# Start of Material for this task
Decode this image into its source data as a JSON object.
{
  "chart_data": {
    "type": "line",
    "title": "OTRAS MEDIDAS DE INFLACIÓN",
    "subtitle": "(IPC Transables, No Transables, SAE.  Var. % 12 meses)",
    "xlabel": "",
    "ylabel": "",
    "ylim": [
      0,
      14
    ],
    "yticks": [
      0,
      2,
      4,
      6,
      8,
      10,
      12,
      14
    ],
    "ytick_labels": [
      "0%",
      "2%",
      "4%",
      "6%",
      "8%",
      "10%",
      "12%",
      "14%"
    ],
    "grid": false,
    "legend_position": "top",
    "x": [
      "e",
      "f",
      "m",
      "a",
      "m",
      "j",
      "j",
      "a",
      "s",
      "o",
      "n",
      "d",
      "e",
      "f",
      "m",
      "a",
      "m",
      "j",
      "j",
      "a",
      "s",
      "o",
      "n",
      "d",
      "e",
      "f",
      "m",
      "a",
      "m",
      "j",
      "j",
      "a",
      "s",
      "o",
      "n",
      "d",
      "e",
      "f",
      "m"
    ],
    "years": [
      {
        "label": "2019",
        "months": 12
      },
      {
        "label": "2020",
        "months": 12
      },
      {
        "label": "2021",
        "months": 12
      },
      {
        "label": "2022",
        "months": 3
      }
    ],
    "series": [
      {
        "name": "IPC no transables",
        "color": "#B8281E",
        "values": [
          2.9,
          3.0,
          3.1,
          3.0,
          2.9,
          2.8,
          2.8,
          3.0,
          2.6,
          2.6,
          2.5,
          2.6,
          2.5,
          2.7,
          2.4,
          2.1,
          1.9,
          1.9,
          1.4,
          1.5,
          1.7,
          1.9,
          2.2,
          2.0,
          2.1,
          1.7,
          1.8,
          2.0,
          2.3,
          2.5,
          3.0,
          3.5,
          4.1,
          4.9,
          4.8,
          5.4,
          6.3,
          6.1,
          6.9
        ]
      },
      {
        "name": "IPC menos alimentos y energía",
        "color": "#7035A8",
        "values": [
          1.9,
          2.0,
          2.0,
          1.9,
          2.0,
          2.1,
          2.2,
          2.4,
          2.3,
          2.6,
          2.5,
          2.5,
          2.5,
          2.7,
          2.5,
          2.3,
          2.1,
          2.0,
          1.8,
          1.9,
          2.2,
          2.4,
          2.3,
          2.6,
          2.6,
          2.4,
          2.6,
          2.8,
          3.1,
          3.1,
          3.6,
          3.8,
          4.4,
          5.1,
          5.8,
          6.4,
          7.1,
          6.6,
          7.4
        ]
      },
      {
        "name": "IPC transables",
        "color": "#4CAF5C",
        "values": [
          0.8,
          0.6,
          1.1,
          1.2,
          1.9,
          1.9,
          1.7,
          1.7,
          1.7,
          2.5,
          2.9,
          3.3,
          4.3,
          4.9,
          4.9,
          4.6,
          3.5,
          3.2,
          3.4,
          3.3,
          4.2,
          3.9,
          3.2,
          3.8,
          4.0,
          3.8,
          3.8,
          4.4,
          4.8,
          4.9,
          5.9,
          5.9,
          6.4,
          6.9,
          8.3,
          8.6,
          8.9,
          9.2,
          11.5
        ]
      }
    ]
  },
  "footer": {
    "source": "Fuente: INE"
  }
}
# End of Material for this task
# Start of Material for this task
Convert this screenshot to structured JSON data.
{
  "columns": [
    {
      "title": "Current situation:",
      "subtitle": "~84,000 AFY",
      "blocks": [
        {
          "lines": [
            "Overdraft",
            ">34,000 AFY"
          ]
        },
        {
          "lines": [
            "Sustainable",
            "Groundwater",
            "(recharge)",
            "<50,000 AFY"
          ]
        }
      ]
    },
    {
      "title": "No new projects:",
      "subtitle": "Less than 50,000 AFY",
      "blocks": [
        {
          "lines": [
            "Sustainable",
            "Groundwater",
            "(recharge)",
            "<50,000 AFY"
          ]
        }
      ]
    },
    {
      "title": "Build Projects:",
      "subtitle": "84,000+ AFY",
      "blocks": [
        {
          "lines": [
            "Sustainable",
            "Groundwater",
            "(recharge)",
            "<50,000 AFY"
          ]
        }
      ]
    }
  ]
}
# End of Material for this task
__What is expected__:
Return each full line of the entries that contains the word "name".

__Correct response__:
        "name": "IPC no transables",
        "name": "IPC menos alimentos y energía",
        "name": "IPC transables",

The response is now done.